** Task directions **
Report how many lines in the records below contain the word "detached". Give only the number.

Rows from a figure dataset:
* * *
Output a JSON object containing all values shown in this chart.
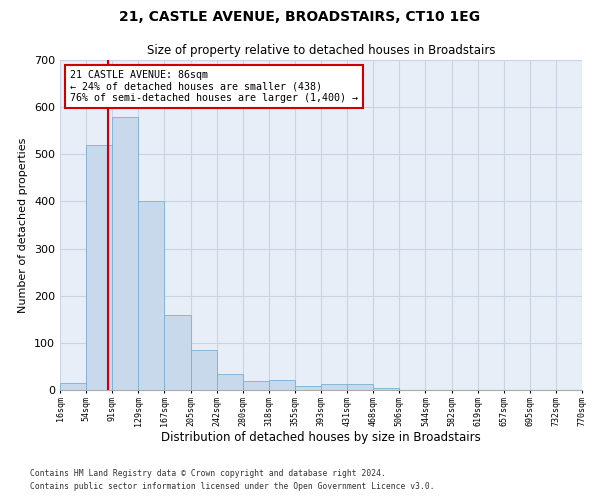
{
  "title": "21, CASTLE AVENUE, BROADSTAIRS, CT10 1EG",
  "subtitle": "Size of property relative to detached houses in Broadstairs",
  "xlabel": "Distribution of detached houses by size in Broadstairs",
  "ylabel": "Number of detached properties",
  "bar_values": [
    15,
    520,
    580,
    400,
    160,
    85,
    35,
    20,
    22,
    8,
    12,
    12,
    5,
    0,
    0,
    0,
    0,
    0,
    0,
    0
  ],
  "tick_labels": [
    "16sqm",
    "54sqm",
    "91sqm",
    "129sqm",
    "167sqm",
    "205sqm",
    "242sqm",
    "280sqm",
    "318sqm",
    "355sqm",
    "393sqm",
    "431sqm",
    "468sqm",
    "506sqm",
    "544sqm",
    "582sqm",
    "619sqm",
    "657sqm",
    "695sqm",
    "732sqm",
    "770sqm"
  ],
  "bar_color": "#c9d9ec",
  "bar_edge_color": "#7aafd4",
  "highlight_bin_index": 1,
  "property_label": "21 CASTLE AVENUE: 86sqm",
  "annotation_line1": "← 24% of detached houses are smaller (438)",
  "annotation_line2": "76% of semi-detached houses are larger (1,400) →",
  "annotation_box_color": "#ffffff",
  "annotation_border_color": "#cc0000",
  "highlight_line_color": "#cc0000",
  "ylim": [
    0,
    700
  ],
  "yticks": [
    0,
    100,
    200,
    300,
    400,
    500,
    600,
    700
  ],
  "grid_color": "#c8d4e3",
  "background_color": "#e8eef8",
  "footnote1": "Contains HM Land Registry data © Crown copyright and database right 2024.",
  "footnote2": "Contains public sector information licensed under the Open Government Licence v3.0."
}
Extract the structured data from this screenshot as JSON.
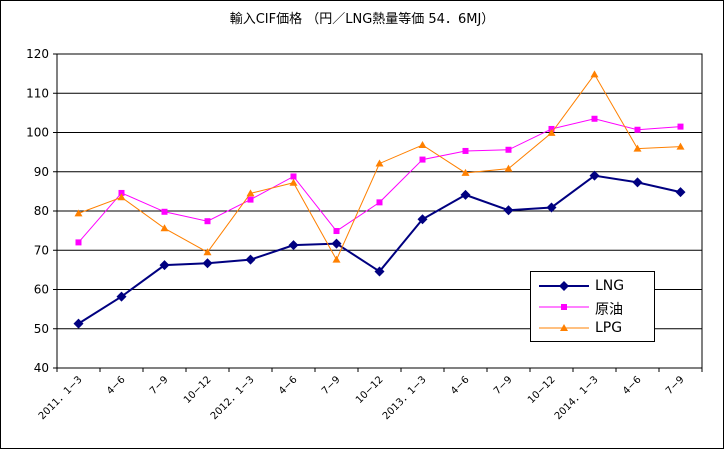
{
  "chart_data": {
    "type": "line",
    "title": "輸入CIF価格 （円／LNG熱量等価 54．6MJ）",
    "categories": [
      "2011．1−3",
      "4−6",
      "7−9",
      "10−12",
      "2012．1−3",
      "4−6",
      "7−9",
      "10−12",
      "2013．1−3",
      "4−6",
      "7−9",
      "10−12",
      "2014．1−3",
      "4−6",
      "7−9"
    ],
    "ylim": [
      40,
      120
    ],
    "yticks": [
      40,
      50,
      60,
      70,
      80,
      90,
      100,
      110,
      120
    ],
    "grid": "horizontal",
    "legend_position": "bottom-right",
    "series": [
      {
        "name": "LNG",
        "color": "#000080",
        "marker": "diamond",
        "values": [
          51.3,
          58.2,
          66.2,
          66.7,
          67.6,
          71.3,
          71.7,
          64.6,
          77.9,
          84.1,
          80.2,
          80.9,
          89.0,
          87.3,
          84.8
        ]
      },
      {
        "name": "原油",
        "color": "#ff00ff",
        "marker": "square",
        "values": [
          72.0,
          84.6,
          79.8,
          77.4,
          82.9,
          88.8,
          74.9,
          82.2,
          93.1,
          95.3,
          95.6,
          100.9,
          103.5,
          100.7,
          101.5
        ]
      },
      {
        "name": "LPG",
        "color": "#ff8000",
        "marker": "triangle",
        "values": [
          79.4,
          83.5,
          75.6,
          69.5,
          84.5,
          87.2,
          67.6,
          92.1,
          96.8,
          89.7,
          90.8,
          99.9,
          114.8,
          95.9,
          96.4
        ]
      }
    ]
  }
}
* * *
** Solution **
5